Start of DATA SHOWN
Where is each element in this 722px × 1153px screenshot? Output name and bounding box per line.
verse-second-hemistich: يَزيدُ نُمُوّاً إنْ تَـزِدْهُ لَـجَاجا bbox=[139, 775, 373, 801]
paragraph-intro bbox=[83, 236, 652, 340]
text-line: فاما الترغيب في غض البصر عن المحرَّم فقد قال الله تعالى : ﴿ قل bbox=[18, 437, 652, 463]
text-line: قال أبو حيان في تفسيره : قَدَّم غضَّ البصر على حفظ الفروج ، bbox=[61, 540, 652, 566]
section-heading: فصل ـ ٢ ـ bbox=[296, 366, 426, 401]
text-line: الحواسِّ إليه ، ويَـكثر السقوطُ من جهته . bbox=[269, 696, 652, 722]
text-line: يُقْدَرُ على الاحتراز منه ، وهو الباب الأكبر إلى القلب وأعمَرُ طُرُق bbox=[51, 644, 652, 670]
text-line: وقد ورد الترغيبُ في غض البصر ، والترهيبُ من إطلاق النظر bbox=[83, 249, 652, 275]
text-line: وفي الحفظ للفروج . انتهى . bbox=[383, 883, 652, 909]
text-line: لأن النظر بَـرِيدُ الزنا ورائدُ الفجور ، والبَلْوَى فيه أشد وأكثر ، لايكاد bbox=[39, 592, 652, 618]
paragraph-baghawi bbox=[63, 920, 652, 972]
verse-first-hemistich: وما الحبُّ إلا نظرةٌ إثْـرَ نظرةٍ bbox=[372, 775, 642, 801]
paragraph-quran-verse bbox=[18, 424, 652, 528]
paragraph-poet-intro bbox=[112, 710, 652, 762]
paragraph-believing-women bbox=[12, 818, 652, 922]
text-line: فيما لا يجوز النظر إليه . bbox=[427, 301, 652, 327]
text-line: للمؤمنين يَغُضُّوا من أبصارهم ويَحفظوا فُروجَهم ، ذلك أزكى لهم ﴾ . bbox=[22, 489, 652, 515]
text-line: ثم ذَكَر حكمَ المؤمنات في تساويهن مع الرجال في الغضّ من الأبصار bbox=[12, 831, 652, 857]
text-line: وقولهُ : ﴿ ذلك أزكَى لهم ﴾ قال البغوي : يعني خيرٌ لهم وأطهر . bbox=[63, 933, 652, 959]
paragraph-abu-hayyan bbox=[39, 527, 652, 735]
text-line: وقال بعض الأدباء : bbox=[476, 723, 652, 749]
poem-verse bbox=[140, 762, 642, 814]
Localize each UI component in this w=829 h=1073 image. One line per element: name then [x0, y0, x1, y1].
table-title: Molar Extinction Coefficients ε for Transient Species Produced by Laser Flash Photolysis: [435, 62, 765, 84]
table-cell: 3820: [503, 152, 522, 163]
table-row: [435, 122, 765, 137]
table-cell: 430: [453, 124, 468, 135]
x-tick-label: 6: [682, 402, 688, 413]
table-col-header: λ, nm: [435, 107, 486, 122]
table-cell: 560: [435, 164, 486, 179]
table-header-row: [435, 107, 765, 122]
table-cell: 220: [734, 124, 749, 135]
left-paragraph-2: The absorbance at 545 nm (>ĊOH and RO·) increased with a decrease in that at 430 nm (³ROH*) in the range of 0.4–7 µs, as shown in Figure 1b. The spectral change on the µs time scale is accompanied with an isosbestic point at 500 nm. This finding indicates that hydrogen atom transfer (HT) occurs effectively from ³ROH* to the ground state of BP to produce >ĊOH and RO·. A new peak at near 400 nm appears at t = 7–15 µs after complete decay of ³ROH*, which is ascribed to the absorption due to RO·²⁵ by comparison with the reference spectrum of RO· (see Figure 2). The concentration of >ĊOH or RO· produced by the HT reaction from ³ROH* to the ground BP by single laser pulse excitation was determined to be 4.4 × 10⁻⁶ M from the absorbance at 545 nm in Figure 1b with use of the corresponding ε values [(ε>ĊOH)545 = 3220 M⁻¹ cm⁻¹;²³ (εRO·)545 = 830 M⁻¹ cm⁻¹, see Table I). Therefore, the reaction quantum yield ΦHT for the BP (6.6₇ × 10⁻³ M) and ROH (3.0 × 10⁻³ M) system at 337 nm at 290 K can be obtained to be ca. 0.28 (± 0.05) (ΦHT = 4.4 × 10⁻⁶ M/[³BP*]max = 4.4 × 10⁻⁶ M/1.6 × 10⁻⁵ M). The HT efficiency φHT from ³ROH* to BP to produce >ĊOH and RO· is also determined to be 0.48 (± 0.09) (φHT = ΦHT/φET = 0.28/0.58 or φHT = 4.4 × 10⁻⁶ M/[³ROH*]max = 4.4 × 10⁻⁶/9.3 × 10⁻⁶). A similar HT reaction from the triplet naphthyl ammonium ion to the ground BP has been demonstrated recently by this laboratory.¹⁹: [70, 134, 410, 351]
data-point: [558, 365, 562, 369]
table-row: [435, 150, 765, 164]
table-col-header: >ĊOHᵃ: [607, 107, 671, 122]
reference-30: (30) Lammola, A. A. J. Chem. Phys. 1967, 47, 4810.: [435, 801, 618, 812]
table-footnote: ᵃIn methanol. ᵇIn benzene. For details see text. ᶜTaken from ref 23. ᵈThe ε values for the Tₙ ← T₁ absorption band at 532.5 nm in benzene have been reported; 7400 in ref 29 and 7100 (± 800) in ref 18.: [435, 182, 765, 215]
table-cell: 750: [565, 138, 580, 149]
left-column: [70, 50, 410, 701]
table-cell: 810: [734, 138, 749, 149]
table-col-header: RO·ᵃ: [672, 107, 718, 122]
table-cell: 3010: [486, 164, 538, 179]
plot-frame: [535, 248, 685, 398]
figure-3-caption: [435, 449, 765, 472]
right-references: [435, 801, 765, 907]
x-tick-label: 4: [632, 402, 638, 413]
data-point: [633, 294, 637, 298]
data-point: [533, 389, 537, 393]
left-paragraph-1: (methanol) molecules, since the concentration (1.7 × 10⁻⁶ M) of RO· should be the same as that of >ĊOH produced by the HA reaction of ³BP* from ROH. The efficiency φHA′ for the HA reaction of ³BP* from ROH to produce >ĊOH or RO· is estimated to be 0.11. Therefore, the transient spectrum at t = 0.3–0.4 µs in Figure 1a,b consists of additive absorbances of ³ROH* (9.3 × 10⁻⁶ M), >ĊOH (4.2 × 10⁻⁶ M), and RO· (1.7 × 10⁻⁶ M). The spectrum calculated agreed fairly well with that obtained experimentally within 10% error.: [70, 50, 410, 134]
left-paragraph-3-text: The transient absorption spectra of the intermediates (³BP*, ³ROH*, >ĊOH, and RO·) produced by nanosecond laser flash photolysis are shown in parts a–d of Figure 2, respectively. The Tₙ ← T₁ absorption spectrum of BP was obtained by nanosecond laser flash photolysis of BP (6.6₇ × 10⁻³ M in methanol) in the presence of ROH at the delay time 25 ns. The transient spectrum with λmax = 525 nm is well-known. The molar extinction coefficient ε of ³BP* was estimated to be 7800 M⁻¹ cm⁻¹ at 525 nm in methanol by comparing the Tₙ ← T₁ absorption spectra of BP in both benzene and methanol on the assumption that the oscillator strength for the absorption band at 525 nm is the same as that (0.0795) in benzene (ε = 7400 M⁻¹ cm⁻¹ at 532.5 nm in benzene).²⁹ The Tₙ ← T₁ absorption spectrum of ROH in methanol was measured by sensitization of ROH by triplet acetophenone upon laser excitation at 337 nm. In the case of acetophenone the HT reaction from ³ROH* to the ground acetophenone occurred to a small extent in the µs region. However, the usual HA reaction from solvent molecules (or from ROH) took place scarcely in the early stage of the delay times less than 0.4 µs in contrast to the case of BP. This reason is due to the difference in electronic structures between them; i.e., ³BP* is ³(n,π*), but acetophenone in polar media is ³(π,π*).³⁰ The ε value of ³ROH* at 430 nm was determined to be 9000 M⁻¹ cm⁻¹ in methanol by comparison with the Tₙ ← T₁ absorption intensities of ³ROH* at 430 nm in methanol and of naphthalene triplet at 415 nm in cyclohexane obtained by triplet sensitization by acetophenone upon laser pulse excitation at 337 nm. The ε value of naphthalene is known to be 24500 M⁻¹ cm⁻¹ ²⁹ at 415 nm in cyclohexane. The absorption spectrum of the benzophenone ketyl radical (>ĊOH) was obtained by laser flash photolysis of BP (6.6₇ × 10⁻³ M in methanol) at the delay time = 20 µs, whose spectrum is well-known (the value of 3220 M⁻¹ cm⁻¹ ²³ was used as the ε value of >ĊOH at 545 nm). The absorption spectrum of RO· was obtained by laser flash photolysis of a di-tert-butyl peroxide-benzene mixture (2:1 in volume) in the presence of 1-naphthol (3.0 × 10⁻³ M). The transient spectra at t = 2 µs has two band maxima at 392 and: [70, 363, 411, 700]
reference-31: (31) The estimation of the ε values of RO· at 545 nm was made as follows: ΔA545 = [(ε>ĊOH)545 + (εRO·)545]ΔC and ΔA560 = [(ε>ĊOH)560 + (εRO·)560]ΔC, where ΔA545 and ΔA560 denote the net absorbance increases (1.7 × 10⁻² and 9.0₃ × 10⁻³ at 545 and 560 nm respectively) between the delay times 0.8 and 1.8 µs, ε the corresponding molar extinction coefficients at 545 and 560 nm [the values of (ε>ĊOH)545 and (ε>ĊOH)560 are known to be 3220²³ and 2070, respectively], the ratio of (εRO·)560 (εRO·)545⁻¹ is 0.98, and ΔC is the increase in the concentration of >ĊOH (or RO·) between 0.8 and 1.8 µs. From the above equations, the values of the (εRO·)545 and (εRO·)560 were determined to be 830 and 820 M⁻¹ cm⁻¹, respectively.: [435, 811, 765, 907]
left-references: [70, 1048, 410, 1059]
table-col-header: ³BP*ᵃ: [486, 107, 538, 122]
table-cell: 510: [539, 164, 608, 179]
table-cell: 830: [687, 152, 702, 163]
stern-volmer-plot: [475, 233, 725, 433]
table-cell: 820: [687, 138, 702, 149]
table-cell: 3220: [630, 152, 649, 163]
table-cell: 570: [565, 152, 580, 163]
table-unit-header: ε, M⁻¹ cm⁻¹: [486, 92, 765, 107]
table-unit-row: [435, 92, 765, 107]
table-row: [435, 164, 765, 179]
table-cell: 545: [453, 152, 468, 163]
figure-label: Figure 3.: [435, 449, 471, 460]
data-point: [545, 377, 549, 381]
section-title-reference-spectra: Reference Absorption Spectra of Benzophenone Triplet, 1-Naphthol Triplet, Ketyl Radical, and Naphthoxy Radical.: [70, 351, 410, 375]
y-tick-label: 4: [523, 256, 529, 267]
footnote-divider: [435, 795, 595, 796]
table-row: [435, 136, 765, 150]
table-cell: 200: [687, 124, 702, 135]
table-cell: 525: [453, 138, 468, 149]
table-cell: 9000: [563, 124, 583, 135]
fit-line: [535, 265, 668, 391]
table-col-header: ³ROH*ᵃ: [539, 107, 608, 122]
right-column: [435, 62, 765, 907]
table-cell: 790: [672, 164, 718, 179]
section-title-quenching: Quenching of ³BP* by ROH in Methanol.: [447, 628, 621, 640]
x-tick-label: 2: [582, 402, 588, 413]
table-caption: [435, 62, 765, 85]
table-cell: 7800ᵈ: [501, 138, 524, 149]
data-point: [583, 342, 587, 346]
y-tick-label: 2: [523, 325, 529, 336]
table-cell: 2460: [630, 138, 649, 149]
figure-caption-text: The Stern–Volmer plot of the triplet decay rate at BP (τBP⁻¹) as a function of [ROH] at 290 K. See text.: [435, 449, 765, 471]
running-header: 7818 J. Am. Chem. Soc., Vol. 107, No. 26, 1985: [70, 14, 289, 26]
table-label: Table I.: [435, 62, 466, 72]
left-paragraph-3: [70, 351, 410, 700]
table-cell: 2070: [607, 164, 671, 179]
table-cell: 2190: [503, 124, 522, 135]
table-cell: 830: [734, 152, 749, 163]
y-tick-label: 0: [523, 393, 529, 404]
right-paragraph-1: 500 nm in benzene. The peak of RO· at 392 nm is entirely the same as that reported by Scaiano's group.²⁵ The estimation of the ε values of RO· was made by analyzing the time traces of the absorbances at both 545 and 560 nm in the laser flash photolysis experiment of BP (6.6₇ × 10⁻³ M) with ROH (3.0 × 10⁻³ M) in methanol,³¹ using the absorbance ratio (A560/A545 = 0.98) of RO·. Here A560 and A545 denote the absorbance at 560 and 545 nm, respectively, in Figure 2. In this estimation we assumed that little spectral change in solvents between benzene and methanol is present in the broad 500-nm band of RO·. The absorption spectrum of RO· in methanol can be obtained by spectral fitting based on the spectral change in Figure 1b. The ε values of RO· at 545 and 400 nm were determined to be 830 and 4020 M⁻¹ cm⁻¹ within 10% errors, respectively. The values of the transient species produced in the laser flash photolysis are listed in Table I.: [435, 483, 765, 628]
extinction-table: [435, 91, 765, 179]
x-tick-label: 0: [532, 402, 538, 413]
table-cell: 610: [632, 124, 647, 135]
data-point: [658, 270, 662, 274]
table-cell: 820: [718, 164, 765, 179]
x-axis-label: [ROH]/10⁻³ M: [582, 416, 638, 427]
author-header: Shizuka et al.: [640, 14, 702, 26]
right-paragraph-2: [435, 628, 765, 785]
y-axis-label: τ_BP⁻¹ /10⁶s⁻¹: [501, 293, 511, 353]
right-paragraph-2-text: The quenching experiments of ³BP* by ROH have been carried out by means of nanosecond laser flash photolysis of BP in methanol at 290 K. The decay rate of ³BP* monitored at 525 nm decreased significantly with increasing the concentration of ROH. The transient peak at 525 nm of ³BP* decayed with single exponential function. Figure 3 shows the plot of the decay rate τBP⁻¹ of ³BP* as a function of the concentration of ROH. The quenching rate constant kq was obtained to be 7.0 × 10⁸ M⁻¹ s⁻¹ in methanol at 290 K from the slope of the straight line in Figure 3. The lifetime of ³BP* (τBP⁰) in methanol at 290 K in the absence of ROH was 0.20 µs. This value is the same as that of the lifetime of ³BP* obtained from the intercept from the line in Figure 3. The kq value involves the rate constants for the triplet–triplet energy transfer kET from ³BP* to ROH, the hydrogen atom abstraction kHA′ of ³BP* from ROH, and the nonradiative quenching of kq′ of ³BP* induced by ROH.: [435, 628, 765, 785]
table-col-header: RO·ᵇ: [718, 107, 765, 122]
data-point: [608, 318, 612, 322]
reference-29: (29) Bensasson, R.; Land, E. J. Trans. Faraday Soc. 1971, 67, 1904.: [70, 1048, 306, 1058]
End of DATA SHOWN
Start of DATA SHOWN
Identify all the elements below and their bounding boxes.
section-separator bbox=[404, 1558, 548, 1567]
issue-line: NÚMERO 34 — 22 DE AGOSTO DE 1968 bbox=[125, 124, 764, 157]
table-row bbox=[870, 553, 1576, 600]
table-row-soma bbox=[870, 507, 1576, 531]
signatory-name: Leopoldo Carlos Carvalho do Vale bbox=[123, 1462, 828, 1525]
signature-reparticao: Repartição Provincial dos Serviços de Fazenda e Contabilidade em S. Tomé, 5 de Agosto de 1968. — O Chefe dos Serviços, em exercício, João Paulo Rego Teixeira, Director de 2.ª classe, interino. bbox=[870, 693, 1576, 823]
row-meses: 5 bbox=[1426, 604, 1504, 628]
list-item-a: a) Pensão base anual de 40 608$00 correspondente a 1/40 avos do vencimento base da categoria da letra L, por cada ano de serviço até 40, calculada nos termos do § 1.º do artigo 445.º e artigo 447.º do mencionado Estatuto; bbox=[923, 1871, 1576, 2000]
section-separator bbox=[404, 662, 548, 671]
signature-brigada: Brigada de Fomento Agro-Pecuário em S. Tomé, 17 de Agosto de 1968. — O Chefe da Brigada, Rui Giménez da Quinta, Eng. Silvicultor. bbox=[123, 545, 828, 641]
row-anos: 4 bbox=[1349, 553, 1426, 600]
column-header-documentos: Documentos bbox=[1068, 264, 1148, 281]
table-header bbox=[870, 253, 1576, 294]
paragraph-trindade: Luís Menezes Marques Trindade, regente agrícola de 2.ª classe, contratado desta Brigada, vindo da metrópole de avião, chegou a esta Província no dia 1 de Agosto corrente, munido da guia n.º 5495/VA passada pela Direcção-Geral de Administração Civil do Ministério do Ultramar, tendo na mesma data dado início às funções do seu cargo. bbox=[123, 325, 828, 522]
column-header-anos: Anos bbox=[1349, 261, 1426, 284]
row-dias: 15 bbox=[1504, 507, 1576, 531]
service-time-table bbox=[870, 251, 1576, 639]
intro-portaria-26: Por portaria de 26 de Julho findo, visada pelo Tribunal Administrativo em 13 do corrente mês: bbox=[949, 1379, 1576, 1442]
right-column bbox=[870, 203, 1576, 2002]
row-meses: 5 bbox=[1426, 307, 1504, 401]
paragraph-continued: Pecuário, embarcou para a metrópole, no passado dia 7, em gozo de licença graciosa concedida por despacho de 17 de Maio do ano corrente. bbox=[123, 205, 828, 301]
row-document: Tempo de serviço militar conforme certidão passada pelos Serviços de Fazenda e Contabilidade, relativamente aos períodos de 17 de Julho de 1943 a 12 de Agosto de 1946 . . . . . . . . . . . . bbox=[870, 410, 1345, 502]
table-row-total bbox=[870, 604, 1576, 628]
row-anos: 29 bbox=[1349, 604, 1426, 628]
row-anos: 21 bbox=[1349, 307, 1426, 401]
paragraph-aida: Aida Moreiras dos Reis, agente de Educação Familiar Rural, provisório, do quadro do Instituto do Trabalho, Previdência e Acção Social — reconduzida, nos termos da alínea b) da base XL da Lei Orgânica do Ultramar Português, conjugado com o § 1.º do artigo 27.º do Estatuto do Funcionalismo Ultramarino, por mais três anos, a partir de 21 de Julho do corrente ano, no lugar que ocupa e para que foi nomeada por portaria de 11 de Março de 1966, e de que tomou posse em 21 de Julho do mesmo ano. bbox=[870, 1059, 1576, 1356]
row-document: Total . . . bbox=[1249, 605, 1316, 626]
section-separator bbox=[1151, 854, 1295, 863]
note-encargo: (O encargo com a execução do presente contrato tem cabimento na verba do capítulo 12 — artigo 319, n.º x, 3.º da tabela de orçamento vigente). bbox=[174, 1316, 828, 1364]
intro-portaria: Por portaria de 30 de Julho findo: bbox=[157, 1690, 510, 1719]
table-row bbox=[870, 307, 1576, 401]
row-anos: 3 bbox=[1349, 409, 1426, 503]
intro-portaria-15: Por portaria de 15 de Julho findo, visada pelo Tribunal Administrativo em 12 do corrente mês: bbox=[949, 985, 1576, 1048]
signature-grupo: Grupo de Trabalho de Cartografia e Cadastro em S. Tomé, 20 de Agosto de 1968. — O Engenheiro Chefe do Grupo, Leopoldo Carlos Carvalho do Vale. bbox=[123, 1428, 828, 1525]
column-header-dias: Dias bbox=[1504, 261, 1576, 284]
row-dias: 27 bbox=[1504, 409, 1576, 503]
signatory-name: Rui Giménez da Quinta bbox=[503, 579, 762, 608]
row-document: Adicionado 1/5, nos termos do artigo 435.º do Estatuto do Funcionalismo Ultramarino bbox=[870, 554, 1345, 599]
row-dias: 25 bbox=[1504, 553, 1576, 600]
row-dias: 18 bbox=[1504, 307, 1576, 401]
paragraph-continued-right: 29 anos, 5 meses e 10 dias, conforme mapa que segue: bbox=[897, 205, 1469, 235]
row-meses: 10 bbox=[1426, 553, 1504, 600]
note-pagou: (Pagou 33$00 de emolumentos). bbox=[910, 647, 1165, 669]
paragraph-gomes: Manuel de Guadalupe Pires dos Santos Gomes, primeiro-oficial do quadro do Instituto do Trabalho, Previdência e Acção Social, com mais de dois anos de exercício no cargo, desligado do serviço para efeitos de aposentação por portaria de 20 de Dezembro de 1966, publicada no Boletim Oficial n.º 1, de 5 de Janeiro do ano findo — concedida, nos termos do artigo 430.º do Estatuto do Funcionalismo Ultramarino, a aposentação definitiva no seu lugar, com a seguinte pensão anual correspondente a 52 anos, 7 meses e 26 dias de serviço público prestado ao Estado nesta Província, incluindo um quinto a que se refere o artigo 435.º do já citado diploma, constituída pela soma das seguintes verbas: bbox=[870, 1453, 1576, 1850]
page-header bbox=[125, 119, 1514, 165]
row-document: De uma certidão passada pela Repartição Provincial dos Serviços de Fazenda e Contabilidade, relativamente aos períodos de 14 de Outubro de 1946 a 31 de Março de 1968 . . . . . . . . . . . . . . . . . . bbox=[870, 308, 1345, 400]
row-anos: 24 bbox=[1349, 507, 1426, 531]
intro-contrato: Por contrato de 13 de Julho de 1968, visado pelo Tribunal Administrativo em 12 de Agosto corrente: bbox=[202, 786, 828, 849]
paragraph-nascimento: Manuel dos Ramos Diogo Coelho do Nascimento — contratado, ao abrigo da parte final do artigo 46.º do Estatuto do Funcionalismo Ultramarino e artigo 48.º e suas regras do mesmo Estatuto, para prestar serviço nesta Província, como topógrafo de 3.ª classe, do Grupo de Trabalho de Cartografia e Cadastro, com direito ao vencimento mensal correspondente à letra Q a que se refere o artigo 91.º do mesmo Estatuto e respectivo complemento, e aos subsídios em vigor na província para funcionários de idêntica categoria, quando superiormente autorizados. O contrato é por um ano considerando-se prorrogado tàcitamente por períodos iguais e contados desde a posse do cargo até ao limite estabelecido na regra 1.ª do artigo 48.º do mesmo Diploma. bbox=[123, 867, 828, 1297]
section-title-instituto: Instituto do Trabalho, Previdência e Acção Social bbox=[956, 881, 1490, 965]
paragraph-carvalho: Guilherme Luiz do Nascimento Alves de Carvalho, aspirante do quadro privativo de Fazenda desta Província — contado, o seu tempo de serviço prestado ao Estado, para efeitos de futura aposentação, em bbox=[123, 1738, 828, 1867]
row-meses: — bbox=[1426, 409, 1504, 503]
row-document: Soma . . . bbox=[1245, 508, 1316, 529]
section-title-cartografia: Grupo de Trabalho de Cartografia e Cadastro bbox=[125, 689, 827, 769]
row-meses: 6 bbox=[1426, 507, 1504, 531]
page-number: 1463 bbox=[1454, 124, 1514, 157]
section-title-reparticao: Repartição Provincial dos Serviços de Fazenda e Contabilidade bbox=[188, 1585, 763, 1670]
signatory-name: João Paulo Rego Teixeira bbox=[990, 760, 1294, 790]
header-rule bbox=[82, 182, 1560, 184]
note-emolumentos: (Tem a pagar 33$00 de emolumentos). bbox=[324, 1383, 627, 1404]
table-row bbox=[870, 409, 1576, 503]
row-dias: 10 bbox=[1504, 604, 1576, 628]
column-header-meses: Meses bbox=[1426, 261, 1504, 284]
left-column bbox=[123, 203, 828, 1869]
End of DATA SHOWN
*THE PROBLEM*:
Rename "section-separator" to "divider" in the records between the lines holding "Identify all the" and "column-header-anos: Anos bbox=[1349, 261, 1426, 284]", inclusive. Return only those lines, with nothing else changed.

*RESULT OF THE EXERCISE*:
Identify all the elements below and their bounding boxes.
divider bbox=[404, 1558, 548, 1567]
issue-line: NÚMERO 34 — 22 DE AGOSTO DE 1968 bbox=[125, 124, 764, 157]
table-row bbox=[870, 553, 1576, 600]
table-row-soma bbox=[870, 507, 1576, 531]
signatory-name: Leopoldo Carlos Carvalho do Vale bbox=[123, 1462, 828, 1525]
signature-reparticao: Repartição Provincial dos Serviços de Fazenda e Contabilidade em S. Tomé, 5 de Agosto de 1968. — O Chefe dos Serviços, em exercício, João Paulo Rego Teixeira, Director de 2.ª classe, interino. bbox=[870, 693, 1576, 823]
row-meses: 5 bbox=[1426, 604, 1504, 628]
list-item-a: a) Pensão base anual de 40 608$00 correspondente a 1/40 avos do vencimento base da categoria da letra L, por cada ano de serviço até 40, calculada nos termos do § 1.º do artigo 445.º e artigo 447.º do mencionado Estatuto; bbox=[923, 1871, 1576, 2000]
divider bbox=[404, 662, 548, 671]
signature-brigada: Brigada de Fomento Agro-Pecuário em S. Tomé, 17 de Agosto de 1968. — O Chefe da Brigada, Rui Giménez da Quinta, Eng. Silvicultor. bbox=[123, 545, 828, 641]
row-anos: 4 bbox=[1349, 553, 1426, 600]
column-header-documentos: Documentos bbox=[1068, 264, 1148, 281]
table-header bbox=[870, 253, 1576, 294]
paragraph-trindade: Luís Menezes Marques Trindade, regente agrícola de 2.ª classe, contratado desta Brigada, vindo da metrópole de avião, chegou a esta Província no dia 1 de Agosto corrente, munido da guia n.º 5495/VA passada pela Direcção-Geral de Administração Civil do Ministério do Ultramar, tendo na mesma data dado início às funções do seu cargo. bbox=[123, 325, 828, 522]
column-header-anos: Anos bbox=[1349, 261, 1426, 284]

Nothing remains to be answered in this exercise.